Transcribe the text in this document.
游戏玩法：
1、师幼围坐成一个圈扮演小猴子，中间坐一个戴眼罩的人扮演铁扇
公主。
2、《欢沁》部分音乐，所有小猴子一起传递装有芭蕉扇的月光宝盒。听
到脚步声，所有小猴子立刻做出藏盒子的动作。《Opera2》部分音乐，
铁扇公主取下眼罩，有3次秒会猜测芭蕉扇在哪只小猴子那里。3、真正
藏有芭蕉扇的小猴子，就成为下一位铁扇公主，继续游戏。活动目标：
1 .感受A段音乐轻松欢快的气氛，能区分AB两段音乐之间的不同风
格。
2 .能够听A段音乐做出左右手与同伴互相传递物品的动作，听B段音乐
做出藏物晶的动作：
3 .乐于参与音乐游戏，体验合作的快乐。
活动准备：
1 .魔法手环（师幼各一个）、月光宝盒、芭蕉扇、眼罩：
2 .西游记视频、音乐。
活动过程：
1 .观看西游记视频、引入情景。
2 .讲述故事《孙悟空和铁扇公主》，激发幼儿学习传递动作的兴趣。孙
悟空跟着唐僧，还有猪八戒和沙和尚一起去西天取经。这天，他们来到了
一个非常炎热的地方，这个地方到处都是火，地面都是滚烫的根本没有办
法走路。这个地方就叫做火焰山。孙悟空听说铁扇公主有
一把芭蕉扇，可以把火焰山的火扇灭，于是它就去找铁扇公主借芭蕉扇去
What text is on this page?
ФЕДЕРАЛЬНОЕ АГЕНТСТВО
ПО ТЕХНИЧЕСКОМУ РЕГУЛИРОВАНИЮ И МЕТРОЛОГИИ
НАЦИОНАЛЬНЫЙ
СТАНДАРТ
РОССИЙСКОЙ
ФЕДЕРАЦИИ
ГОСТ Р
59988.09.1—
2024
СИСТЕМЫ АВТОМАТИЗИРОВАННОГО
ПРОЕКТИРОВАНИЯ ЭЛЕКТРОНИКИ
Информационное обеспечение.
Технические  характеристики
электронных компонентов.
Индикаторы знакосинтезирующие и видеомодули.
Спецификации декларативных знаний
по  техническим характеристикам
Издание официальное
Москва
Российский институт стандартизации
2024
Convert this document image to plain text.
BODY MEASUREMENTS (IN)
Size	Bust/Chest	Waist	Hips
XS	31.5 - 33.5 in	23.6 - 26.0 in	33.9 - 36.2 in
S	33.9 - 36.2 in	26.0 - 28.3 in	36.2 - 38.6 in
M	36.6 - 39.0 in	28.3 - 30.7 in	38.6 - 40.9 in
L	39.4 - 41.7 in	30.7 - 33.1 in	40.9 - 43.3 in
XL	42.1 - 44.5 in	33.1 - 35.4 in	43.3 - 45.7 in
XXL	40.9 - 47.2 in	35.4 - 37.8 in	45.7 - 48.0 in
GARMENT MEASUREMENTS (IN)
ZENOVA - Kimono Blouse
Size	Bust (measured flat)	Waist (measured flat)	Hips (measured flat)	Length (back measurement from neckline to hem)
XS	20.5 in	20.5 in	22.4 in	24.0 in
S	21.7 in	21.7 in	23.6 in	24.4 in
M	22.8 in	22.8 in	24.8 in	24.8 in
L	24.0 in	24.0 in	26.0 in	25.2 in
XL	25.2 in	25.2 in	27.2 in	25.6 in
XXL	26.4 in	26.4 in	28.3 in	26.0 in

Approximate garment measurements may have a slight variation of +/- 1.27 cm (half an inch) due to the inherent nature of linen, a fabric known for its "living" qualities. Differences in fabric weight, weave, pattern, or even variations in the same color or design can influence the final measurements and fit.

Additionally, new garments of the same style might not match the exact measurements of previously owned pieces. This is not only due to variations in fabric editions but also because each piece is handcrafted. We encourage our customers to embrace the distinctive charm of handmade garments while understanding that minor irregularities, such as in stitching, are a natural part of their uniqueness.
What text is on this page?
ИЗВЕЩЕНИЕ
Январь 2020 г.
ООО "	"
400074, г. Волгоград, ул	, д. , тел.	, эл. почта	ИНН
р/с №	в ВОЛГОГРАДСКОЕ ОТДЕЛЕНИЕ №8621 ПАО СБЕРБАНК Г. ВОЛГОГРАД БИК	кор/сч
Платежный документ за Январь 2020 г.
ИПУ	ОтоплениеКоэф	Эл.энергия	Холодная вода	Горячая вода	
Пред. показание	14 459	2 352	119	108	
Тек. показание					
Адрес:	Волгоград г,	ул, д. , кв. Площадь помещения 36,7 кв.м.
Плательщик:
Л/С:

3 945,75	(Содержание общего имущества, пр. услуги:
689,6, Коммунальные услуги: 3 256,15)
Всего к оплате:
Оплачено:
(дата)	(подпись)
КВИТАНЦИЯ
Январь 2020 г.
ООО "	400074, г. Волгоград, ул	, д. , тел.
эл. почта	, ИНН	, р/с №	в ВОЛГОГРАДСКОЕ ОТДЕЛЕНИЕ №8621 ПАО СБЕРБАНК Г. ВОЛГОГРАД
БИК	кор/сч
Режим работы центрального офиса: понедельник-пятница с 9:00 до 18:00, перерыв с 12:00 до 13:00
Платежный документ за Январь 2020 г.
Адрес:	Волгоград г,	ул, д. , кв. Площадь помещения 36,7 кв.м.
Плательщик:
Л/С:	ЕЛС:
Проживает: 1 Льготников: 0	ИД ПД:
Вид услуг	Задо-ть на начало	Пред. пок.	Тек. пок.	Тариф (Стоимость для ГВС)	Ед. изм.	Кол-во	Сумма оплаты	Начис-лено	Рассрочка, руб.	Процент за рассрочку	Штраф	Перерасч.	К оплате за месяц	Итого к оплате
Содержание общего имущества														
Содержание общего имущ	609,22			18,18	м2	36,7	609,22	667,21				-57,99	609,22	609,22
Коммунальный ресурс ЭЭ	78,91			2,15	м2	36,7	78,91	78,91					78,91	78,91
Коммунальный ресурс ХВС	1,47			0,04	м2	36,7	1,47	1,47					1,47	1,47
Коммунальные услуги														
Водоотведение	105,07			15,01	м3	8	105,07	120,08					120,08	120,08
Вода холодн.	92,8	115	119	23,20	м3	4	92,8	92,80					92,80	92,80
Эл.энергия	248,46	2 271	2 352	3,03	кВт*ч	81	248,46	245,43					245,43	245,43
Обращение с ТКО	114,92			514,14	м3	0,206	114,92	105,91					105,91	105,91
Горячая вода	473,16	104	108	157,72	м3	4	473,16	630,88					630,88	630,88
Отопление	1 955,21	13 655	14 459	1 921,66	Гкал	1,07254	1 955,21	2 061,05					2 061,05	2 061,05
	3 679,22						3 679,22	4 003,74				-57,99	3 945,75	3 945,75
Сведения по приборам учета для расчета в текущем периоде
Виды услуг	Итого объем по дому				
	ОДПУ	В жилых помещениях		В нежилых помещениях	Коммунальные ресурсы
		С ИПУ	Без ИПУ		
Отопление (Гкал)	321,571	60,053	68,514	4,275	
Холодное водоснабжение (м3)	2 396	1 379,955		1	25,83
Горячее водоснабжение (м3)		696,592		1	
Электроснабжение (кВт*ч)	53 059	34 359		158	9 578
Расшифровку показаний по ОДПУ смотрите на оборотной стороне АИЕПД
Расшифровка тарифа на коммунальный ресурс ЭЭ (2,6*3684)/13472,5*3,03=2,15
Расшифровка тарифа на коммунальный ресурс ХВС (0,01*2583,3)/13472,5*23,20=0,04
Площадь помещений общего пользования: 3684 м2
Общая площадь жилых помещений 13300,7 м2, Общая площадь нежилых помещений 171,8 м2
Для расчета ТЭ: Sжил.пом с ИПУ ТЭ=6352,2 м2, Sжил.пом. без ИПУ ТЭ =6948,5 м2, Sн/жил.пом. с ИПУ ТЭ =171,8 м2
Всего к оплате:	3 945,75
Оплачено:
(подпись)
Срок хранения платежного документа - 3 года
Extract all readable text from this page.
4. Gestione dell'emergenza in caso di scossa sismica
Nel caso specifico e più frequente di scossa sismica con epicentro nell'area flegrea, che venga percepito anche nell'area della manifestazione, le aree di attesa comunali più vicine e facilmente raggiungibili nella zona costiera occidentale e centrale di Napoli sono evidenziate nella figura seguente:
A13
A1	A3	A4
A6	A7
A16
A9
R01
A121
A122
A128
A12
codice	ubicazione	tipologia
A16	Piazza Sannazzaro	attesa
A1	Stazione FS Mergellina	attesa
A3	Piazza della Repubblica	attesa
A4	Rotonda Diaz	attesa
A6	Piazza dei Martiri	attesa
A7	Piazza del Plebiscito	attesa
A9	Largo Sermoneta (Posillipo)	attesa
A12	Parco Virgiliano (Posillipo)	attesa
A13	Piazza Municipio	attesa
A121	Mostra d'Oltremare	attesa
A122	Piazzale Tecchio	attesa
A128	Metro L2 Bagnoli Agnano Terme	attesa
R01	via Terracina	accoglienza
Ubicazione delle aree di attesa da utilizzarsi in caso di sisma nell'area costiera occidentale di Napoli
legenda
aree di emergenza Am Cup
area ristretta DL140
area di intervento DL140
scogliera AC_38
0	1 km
--------
** Problem description **
Locate the word "ВОЛГОГРАДСКОЕ" in the data above. Copy every line carrying it.

** Result of the exercise **
р/с №	в ВОЛГОГРАДСКОЕ ОТДЕЛЕНИЕ №8621 ПАО СБЕРБАНК Г. ВОЛГОГРАД БИК	кор/сч
эл. почта	, ИНН	, р/с №	в ВОЛГОГРАДСКОЕ ОТДЕЛЕНИЕ №8621 ПАО СБЕРБАНК Г. ВОЛГОГРАД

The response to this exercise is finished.